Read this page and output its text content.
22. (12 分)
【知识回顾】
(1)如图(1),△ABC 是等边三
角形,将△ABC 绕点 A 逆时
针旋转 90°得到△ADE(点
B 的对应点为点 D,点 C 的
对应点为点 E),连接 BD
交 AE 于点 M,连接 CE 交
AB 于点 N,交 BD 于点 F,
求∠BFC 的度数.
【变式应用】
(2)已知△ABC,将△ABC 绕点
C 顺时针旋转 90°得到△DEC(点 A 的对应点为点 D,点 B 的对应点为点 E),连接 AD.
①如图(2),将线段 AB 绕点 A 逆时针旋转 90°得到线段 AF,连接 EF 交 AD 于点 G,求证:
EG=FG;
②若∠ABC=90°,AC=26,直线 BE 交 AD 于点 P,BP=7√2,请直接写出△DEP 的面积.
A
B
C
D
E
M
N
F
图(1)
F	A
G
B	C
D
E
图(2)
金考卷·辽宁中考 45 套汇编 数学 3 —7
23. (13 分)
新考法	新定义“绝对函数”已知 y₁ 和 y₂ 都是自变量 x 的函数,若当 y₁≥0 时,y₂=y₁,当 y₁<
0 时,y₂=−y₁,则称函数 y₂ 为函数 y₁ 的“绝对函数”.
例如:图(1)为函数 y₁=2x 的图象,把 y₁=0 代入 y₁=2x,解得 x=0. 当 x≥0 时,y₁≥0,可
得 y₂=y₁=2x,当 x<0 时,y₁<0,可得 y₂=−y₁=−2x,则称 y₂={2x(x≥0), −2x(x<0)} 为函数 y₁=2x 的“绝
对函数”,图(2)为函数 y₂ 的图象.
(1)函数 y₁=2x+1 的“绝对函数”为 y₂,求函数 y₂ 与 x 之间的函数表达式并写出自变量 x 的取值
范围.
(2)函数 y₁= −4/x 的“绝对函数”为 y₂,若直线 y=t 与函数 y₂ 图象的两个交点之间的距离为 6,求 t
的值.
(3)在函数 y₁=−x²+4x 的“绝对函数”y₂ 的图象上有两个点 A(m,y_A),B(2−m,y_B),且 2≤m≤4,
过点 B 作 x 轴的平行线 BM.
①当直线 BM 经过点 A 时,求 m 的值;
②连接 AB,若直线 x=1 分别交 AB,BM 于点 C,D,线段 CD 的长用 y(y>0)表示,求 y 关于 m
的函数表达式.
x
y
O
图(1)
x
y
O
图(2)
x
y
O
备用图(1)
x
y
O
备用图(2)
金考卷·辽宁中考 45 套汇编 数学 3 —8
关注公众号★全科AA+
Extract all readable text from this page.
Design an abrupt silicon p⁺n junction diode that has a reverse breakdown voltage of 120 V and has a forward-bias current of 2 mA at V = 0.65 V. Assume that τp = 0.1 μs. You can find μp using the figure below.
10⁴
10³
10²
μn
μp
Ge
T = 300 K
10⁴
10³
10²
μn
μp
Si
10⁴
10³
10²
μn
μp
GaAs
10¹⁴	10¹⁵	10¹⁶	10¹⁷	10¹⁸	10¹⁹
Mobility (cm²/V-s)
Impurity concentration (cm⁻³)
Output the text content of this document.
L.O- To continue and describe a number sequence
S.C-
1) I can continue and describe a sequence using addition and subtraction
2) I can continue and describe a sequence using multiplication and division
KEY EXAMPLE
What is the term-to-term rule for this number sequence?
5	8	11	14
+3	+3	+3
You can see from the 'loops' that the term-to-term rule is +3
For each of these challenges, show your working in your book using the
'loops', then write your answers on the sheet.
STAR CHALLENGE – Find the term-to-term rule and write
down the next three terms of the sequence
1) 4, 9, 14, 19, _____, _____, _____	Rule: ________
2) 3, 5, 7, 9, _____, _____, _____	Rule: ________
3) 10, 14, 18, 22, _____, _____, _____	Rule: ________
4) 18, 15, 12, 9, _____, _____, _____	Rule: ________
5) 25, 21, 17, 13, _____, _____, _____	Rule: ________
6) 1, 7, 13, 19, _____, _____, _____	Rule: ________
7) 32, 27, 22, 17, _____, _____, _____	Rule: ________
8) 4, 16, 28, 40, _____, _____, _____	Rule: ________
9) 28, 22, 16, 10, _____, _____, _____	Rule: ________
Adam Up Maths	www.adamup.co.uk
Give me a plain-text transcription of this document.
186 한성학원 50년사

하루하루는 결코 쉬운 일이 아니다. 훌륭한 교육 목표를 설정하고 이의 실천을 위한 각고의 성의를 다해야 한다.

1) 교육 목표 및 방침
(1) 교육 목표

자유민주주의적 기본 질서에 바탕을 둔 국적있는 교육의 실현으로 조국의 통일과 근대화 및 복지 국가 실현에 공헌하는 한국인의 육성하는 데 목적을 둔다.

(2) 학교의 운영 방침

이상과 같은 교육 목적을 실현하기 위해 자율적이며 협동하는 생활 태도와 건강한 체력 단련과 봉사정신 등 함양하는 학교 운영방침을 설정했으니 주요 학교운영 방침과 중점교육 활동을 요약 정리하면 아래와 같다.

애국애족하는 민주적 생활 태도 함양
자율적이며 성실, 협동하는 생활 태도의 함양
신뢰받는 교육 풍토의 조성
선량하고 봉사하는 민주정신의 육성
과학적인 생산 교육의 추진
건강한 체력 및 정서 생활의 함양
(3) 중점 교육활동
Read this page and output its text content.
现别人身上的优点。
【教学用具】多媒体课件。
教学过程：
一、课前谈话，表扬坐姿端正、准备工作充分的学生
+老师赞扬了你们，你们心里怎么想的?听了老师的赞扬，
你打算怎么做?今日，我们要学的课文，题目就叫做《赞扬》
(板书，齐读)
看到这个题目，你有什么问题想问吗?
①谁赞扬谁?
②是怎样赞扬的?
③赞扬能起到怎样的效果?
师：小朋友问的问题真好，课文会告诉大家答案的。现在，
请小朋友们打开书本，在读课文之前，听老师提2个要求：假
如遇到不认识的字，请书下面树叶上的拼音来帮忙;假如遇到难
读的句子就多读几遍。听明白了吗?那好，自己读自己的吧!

════

_WHAT IS ASKED:_
Every line above needs to be retyped exactly.

_RESULT BELOW:_
Read this page and output its text content.
22. (12 分)
【知识回顾】
(1)如图(1),△ABC 是等边三
角形,将△ABC 绕点 A 逆时
针旋转 90°得到△ADE(点
B 的对应点为点 D,点 C 的
对应点为点 E),连接 BD
交 AE 于点 M,连接 CE 交
AB 于点 N,交 BD 于点 F,
求∠BFC 的度数.
【变式应用】
(2)已知△ABC,将△ABC 绕点
C 顺时针旋转 90°得到△DEC(点 A 的对应点为点 D,点 B 的对应点为点 E),连接 AD.
①如图(2),将线段 AB 绕点 A 逆时针旋转 90°得到线段 AF,连接 EF 交 AD 于点 G,求证:
EG=FG;
②若∠ABC=90°,AC=26,直线 BE 交 AD 于点 P,BP=7√2,请直接写出△DEP 的面积.
A
B
C
D
E
M
N
F
图(1)
F	A
G
B	C
D
E
图(2)
金考卷·辽宁中考 45 套汇编 数学 3 —7
23. (13 分)
新考法	新定义“绝对函数”已知 y₁ 和 y₂ 都是自变量 x 的函数,若当 y₁≥0 时,y₂=y₁,当 y₁<
0 时,y₂=−y₁,则称函数 y₂ 为函数 y₁ 的“绝对函数”.
例如:图(1)为函数 y₁=2x 的图象,把 y₁=0 代入 y₁=2x,解得 x=0. 当 x≥0 时,y₁≥0,可
得 y₂=y₁=2x,当 x<0 时,y₁<0,可得 y₂=−y₁=−2x,则称 y₂={2x(x≥0), −2x(x<0)} 为函数 y₁=2x 的“绝
对函数”,图(2)为函数 y₂ 的图象.
(1)函数 y₁=2x+1 的“绝对函数”为 y₂,求函数 y₂ 与 x 之间的函数表达式并写出自变量 x 的取值
范围.
(2)函数 y₁= −4/x 的“绝对函数”为 y₂,若直线 y=t 与函数 y₂ 图象的两个交点之间的距离为 6,求 t
的值.
(3)在函数 y₁=−x²+4x 的“绝对函数”y₂ 的图象上有两个点 A(m,y_A),B(2−m,y_B),且 2≤m≤4,
过点 B 作 x 轴的平行线 BM.
①当直线 BM 经过点 A 时,求 m 的值;
②连接 AB,若直线 x=1 分别交 AB,BM 于点 C,D,线段 CD 的长用 y(y>0)表示,求 y 关于 m
的函数表达式.
x
y
O
图(1)
x
y
O
图(2)
x
y
O
备用图(1)
x
y
O
备用图(2)
金考卷·辽宁中考 45 套汇编 数学 3 —8
关注公众号★全科AA+
Extract all readable text from this page.
Design an abrupt silicon p⁺n junction diode that has a reverse breakdown voltage of 120 V and has a forward-bias current of 2 mA at V = 0.65 V. Assume that τp = 0.1 μs. You can find μp using the figure below.
10⁴
10³
10²
μn
μp
Ge
T = 300 K
10⁴
10³
10²
μn
μp
Si
10⁴
10³
10²
μn
μp
GaAs
10¹⁴	10¹⁵	10¹⁶	10¹⁷	10¹⁸	10¹⁹
Mobility (cm²/V-s)
Impurity concentration (cm⁻³)
Output the text content of this document.
L.O- To continue and describe a number sequence
S.C-
1) I can continue and describe a sequence using addition and subtraction
2) I can continue and describe a sequence using multiplication and division
KEY EXAMPLE
What is the term-to-term rule for this number sequence?
5	8	11	14
+3	+3	+3
You can see from the 'loops' that the term-to-term rule is +3
For each of these challenges, show your working in your book using the
'loops', then write your answers on the sheet.
STAR CHALLENGE – Find the term-to-term rule and write
down the next three terms of the sequence
1) 4, 9, 14, 19, _____, _____, _____	Rule: ________
2) 3, 5, 7, 9, _____, _____, _____	Rule: ________
3) 10, 14, 18, 22, _____, _____, _____	Rule: ________
4) 18, 15, 12, 9, _____, _____, _____	Rule: ________
5) 25, 21, 17, 13, _____, _____, _____	Rule: ________
6) 1, 7, 13, 19, _____, _____, _____	Rule: ________
7) 32, 27, 22, 17, _____, _____, _____	Rule: ________
8) 4, 16, 28, 40, _____, _____, _____	Rule: ________
9) 28, 22, 16, 10, _____, _____, _____	Rule: ________
Adam Up Maths	www.adamup.co.uk
Give me a plain-text transcription of this document.
186 한성학원 50년사

하루하루는 결코 쉬운 일이 아니다. 훌륭한 교육 목표를 설정하고 이의 실천을 위한 각고의 성의를 다해야 한다.

1) 교육 목표 및 방침
(1) 교육 목표

자유민주주의적 기본 질서에 바탕을 둔 국적있는 교육의 실현으로 조국의 통일과 근대화 및 복지 국가 실현에 공헌하는 한국인의 육성하는 데 목적을 둔다.

(2) 학교의 운영 방침

이상과 같은 교육 목적을 실현하기 위해 자율적이며 협동하는 생활 태도와 건강한 체력 단련과 봉사정신 등 함양하는 학교 운영방침을 설정했으니 주요 학교운영 방침과 중점교육 활동을 요약 정리하면 아래와 같다.

애국애족하는 민주적 생활 태도 함양
자율적이며 성실, 협동하는 생활 태도의 함양
신뢰받는 교육 풍토의 조성
선량하고 봉사하는 민주정신의 육성
과학적인 생산 교육의 추진
건강한 체력 및 정서 생활의 함양
(3) 중점 교육활동
Read this page and output its text content.
现别人身上的优点。
【教学用具】多媒体课件。
教学过程：
一、课前谈话，表扬坐姿端正、准备工作充分的学生
+老师赞扬了你们，你们心里怎么想的?听了老师的赞扬，
你打算怎么做?今日，我们要学的课文，题目就叫做《赞扬》
(板书，齐读)
看到这个题目，你有什么问题想问吗?
①谁赞扬谁?
②是怎样赞扬的?
③赞扬能起到怎样的效果?
师：小朋友问的问题真好，课文会告诉大家答案的。现在，
请小朋友们打开书本，在读课文之前，听老师提2个要求：假
如遇到不认识的字，请书下面树叶上的拼音来帮忙;假如遇到难
读的句子就多读几遍。听明白了吗?那好，自己读自己的吧!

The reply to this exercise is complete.